## Exercise
Check each line for the string "MEMORY" and give only the count of lines that have it.

Data items:
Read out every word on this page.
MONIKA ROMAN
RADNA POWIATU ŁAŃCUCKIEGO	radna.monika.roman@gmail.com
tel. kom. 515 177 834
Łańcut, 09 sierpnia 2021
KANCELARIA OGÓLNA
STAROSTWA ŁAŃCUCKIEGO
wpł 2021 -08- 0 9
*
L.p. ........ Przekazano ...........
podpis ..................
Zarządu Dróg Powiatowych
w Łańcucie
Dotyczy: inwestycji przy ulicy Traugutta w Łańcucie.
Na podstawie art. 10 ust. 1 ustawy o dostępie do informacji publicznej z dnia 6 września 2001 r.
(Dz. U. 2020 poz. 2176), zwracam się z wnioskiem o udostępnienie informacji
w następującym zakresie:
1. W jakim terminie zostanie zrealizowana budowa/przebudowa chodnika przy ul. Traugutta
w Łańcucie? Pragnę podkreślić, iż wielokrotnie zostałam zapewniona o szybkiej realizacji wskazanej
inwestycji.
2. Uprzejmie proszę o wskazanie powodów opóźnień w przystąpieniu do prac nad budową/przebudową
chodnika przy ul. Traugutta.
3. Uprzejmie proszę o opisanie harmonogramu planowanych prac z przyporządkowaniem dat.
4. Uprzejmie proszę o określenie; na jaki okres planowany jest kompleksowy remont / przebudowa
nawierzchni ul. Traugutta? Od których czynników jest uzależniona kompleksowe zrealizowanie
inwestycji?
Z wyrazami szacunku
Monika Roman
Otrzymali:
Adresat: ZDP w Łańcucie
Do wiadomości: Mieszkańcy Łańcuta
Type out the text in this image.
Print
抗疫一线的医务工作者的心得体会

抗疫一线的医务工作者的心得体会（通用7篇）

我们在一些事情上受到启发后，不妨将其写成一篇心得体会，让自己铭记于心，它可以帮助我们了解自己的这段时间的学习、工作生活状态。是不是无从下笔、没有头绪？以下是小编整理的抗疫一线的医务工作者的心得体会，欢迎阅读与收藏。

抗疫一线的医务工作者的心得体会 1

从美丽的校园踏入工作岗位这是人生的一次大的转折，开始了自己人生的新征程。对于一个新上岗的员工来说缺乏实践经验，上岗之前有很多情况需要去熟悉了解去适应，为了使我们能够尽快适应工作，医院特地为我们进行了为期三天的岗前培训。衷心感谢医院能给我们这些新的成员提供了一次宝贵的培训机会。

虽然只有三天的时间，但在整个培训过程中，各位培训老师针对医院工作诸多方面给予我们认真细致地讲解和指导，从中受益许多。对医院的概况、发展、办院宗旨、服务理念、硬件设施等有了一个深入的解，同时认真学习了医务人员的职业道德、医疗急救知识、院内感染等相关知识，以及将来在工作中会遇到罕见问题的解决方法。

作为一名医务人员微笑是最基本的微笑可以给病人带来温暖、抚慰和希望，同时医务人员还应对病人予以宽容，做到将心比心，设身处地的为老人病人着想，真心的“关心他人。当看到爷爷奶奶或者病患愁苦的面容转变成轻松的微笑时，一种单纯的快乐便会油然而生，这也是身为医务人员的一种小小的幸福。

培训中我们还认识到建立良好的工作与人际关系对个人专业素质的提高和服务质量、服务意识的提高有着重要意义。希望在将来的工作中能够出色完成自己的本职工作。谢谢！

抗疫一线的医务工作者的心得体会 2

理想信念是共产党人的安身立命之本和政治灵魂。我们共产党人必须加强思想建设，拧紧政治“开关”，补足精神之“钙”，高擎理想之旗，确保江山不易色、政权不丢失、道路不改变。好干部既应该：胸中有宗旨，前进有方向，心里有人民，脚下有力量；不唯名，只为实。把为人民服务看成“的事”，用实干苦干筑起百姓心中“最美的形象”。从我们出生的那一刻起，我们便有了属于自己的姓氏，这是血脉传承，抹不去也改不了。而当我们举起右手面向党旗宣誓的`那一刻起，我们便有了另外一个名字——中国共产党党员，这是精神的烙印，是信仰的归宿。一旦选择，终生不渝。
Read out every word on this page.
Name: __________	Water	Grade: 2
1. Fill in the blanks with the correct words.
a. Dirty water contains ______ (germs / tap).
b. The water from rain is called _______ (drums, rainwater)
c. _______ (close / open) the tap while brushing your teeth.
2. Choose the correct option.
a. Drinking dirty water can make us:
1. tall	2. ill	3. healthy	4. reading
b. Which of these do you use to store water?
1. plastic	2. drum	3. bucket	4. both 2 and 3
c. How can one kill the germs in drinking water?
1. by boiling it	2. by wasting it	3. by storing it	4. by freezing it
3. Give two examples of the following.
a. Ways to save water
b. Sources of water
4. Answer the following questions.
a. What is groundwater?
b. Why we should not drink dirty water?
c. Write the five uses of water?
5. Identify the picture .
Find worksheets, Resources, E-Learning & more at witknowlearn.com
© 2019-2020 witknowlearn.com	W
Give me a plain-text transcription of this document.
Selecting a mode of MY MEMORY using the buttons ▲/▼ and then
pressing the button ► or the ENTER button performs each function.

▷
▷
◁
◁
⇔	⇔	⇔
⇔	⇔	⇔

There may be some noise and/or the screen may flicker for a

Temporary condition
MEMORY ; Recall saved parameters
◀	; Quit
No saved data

## Output
2